• What needs to be done: Search the listing for "positive" and copy every line where it appears.
________________________________________
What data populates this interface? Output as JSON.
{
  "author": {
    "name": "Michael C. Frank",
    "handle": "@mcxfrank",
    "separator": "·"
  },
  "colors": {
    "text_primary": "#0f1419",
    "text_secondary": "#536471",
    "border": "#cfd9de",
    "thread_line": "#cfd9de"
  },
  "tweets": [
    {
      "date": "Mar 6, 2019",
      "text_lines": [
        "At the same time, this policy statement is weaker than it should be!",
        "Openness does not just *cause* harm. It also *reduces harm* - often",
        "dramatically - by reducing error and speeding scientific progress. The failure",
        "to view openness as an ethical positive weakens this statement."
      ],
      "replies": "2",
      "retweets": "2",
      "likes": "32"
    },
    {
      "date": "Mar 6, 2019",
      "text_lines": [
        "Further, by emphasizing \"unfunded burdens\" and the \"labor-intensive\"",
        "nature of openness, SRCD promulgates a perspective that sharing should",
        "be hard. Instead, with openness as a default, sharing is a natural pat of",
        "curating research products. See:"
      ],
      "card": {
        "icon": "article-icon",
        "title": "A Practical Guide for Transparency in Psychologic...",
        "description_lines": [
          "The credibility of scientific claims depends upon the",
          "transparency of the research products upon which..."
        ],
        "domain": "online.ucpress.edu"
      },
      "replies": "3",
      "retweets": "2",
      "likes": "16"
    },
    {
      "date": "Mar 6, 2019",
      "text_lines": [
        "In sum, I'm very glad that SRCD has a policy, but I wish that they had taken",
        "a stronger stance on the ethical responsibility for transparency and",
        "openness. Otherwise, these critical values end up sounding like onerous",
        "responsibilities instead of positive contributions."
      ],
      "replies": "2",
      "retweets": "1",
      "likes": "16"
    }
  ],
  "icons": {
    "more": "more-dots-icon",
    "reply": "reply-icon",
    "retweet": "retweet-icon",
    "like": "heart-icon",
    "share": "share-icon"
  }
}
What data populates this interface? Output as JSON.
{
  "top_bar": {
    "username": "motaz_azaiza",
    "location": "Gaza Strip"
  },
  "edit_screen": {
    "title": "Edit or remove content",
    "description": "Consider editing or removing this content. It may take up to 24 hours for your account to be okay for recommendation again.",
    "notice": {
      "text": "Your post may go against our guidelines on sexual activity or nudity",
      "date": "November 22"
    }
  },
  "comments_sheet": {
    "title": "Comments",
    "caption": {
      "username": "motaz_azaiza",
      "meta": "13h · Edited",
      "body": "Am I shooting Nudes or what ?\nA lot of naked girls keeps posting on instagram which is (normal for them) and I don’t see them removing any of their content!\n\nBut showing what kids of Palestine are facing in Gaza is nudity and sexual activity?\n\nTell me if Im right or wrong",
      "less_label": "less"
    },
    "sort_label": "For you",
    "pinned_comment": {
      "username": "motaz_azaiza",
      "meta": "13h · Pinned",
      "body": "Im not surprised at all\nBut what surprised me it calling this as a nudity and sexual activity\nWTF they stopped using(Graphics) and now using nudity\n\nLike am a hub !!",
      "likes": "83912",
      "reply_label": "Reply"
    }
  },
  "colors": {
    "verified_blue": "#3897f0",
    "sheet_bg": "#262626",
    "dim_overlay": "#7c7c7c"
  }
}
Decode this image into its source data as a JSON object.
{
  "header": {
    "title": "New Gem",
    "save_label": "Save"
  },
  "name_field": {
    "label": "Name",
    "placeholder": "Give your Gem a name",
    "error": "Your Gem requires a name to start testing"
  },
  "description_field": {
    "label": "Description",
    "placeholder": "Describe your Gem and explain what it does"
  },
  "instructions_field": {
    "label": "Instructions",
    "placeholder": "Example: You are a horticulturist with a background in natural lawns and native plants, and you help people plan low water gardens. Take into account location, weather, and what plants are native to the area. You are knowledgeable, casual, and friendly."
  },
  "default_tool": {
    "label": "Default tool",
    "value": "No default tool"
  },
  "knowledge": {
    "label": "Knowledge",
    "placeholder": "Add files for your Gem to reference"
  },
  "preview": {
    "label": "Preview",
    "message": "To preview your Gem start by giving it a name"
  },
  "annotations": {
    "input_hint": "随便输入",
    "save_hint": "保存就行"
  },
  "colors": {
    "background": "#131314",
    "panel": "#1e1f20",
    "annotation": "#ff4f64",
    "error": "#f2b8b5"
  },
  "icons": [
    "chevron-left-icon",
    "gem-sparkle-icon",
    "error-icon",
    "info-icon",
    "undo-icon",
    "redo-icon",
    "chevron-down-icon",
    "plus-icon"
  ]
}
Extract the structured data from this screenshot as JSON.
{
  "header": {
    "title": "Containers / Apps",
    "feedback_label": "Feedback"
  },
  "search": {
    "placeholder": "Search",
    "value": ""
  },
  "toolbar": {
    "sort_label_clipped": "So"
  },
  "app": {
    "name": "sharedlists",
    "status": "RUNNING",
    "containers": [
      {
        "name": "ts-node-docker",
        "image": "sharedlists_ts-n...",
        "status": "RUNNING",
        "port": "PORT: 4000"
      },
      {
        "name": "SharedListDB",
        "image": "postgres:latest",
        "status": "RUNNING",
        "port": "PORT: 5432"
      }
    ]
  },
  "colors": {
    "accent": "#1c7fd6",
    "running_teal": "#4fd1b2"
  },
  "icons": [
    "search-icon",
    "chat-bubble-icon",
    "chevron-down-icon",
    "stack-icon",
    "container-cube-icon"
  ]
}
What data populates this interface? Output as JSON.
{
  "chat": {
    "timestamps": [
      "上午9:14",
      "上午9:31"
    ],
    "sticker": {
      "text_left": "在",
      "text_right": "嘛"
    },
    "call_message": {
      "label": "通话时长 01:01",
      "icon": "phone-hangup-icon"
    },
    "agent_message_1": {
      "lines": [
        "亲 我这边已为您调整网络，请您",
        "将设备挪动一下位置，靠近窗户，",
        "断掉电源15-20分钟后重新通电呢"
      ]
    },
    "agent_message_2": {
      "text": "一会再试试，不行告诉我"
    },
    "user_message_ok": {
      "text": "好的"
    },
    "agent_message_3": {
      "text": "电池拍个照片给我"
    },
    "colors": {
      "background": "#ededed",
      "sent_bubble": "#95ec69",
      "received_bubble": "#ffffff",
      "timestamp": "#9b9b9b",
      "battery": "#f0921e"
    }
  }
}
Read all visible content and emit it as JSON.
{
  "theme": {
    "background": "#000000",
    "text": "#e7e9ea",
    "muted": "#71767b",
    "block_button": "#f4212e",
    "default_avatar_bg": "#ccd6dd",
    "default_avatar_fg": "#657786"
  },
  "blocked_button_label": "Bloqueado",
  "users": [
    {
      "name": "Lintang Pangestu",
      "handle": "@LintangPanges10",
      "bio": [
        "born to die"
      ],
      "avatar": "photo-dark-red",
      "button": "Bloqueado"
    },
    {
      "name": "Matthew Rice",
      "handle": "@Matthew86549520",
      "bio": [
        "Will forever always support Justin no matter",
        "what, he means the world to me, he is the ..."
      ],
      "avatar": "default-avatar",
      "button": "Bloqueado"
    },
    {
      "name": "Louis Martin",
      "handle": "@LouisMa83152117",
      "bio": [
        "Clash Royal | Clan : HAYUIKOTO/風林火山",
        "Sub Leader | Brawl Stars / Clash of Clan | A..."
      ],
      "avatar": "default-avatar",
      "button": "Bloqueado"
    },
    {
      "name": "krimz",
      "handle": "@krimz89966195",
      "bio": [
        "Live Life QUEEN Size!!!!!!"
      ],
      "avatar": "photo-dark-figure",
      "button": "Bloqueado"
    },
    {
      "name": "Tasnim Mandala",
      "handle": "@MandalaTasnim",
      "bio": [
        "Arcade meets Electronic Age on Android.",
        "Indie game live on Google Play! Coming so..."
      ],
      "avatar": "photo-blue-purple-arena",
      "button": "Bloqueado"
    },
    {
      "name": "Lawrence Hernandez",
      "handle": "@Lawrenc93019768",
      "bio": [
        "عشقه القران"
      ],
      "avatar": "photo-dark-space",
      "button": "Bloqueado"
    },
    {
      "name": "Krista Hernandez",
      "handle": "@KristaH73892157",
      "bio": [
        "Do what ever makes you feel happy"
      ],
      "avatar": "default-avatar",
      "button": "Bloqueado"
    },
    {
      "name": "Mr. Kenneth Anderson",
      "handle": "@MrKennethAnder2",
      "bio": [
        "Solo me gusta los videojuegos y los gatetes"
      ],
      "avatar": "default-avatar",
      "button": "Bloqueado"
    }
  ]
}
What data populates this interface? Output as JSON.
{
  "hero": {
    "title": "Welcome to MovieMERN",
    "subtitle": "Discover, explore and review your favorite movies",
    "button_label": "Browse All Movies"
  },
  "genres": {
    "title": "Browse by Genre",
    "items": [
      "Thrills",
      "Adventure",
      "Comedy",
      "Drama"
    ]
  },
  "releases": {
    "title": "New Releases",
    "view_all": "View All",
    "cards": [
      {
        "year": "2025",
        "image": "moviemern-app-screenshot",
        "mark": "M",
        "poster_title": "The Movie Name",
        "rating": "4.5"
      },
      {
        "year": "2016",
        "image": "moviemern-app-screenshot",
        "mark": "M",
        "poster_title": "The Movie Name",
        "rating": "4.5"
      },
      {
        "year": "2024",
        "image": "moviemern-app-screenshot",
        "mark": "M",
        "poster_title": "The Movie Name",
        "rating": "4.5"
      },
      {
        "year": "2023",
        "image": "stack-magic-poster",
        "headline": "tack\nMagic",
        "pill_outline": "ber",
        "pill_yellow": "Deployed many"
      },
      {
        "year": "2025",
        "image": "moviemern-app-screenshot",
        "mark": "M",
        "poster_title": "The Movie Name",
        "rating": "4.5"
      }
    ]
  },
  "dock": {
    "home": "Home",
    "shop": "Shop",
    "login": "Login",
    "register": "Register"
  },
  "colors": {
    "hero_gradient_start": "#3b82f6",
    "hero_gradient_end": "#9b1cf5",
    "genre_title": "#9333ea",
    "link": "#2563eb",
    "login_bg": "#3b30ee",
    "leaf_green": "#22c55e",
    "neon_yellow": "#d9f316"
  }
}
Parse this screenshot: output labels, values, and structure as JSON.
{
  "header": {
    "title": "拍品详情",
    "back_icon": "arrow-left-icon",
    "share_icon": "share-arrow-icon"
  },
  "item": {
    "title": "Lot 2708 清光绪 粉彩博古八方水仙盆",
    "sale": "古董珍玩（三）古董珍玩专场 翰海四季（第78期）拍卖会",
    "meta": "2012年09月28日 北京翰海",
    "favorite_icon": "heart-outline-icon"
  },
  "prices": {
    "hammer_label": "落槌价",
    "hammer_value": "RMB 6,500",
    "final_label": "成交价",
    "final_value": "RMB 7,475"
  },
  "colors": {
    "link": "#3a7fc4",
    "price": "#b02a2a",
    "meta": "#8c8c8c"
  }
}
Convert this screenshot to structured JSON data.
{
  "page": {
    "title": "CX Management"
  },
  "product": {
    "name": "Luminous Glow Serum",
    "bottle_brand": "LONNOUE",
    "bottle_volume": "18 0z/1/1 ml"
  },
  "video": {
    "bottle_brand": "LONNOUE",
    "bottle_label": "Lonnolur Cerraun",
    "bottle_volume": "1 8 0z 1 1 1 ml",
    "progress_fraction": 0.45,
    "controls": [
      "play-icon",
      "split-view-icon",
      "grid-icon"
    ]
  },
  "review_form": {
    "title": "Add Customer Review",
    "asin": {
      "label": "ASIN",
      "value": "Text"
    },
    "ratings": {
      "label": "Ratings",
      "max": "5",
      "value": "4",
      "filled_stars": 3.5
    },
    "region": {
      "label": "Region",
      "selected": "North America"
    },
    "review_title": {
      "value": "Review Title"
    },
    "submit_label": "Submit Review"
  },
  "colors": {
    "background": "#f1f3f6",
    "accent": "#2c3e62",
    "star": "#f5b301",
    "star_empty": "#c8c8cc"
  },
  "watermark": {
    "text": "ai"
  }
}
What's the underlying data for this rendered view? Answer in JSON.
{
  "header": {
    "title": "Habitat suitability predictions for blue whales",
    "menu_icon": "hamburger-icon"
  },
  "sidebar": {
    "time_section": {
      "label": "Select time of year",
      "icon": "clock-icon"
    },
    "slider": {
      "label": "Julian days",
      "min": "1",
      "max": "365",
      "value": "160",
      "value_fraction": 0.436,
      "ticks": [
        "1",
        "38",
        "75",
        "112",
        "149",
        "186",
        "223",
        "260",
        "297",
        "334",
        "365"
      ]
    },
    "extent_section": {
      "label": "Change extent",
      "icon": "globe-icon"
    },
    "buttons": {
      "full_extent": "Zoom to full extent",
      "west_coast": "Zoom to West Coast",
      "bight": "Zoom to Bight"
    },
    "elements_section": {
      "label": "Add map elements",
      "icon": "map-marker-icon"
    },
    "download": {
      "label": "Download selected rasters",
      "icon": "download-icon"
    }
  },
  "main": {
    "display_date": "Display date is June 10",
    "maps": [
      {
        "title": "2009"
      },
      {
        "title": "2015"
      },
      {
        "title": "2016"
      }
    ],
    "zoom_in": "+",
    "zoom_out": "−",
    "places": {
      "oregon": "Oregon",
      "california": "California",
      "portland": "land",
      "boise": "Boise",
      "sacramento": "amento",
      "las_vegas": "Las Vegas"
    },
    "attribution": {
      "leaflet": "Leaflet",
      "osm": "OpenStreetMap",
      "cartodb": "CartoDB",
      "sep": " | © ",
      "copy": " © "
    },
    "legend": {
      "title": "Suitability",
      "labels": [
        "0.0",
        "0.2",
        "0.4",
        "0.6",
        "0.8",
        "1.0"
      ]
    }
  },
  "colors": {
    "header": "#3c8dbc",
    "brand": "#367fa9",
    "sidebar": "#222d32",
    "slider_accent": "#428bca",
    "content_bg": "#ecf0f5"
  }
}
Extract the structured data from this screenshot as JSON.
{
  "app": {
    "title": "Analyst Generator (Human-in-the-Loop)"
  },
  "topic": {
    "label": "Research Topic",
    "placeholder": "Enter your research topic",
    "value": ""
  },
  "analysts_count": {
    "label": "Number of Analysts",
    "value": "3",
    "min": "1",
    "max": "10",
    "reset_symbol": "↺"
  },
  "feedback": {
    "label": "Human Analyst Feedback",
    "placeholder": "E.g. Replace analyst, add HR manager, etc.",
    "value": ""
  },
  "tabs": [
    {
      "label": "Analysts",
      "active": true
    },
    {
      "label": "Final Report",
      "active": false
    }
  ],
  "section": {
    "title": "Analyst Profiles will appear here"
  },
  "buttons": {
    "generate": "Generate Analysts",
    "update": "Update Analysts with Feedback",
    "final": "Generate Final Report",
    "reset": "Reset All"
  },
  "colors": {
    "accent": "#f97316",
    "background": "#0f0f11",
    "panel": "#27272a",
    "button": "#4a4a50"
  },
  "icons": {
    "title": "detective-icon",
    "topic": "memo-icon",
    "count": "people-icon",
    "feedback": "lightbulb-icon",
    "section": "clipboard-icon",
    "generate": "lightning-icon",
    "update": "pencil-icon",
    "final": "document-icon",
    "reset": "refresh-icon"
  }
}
________________________________________
• Result:
        "to view openness as an ethical positive weakens this statement."
        "responsibilities instead of positive contributions."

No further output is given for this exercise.